# Short problem
Return the material word for word. Do not include the pictures.

# Data for this task
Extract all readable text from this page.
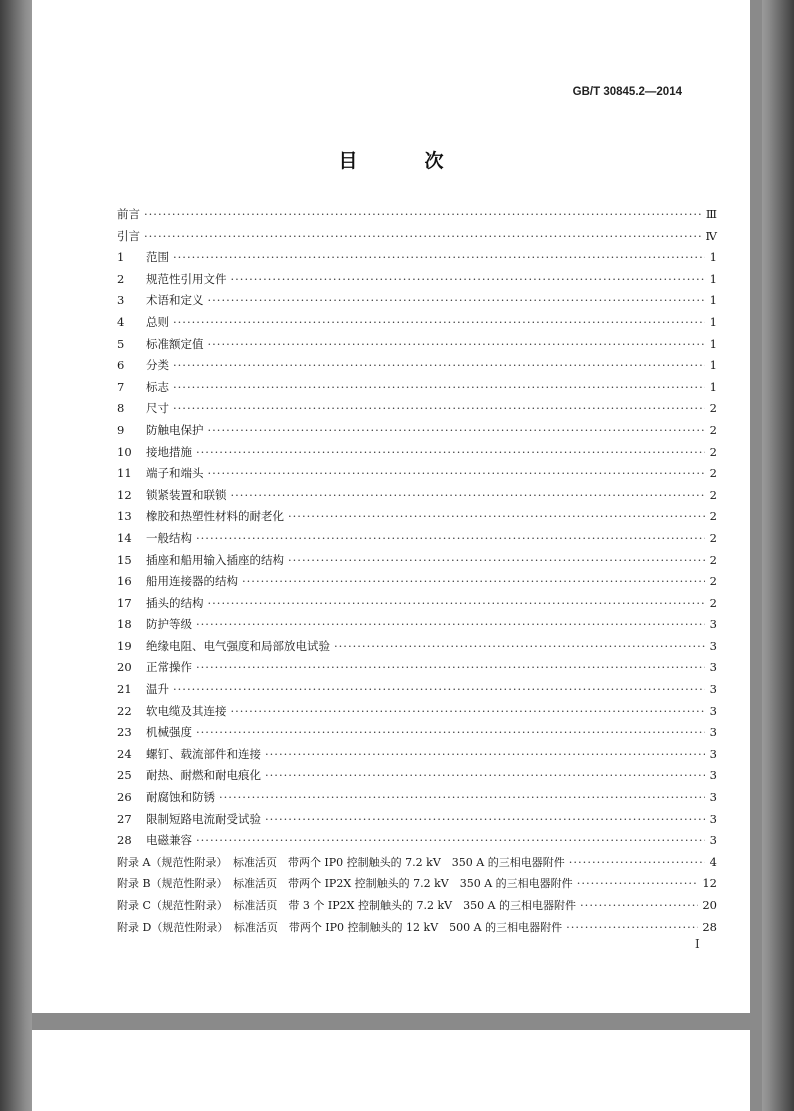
GB/T 30845.2—2014
目　次
前言 ·····	Ⅲ
引言 ·····	Ⅳ
1	范围 ·····	1
2	规范性引用文件 ·····	1
3	术语和定义 ·····	1
4	总则 ·····	1
5	标准额定值 ·····	1
6	分类 ·····	1
7	标志 ·····	1
8	尺寸 ·····	2
9	防触电保护 ·····	2
10	接地措施 ·····	2
11	端子和端头 ·····	2
12	锁紧装置和联锁 ·····	2
13	橡胶和热塑性材料的耐老化 ·····	2
14	一般结构 ·····	2
15	插座和船用输入插座的结构 ·····	2
16	船用连接器的结构 ·····	2
17	插头的结构 ·····	2
18	防护等级 ·····	3
19	绝缘电阻、电气强度和局部放电试验 ·····	3
20	正常操作 ·····	3
21	温升 ·····	3
22	软电缆及其连接 ·····	3
23	机械强度 ·····	3
24	螺钉、载流部件和连接 ·····	3
25	耐热、耐燃和耐电痕化 ·····	3
26	耐腐蚀和防锈 ·····	3
27	限制短路电流耐受试验 ·····	3
28	电磁兼容 ·····	3
附录 A（规范性附录）　标准活页　带两个 IP0 控制触头的 7.2 kV　350 A 的三相电器附件 ·····	4
附录 B（规范性附录）　标准活页　带两个 IP2X 控制触头的 7.2 kV　350 A 的三相电器附件 ·····	12
附录 C（规范性附录）　标准活页　带 3 个 IP2X 控制触头的 7.2 kV　350 A 的三相电器附件 ·····	20
附录 D（规范性附录）　标准活页　带两个 IP0 控制触头的 12 kV　500 A 的三相电器附件 ·····	28
Ⅰ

# Response
Extract all readable text from this page.
GB/T 30845.2—2014
目　次
前言 ·····	Ⅲ
引言 ·····	Ⅳ
1	范围 ·····	1
2	规范性引用文件 ·····	1
3	术语和定义 ·····	1
4	总则 ·····	1
5	标准额定值 ·····	1
6	分类 ·····	1
7	标志 ·····	1
8	尺寸 ·····	2
9	防触电保护 ·····	2
10	接地措施 ·····	2
11	端子和端头 ·····	2
12	锁紧装置和联锁 ·····	2
13	橡胶和热塑性材料的耐老化 ·····	2
14	一般结构 ·····	2
15	插座和船用输入插座的结构 ·····	2
16	船用连接器的结构 ·····	2
17	插头的结构 ·····	2
18	防护等级 ·····	3
19	绝缘电阻、电气强度和局部放电试验 ·····	3
20	正常操作 ·····	3
21	温升 ·····	3
22	软电缆及其连接 ·····	3
23	机械强度 ·····	3
24	螺钉、载流部件和连接 ·····	3
25	耐热、耐燃和耐电痕化 ·····	3
26	耐腐蚀和防锈 ·····	3
27	限制短路电流耐受试验 ·····	3
28	电磁兼容 ·····	3
附录 A（规范性附录）　标准活页　带两个 IP0 控制触头的 7.2 kV　350 A 的三相电器附件 ·····	4
附录 B（规范性附录）　标准活页　带两个 IP2X 控制触头的 7.2 kV　350 A 的三相电器附件 ·····	12
附录 C（规范性附录）　标准活页　带 3 个 IP2X 控制触头的 7.2 kV　350 A 的三相电器附件 ·····	20
附录 D（规范性附录）　标准活页　带两个 IP0 控制触头的 12 kV　500 A 的三相电器附件 ·····	28
Ⅰ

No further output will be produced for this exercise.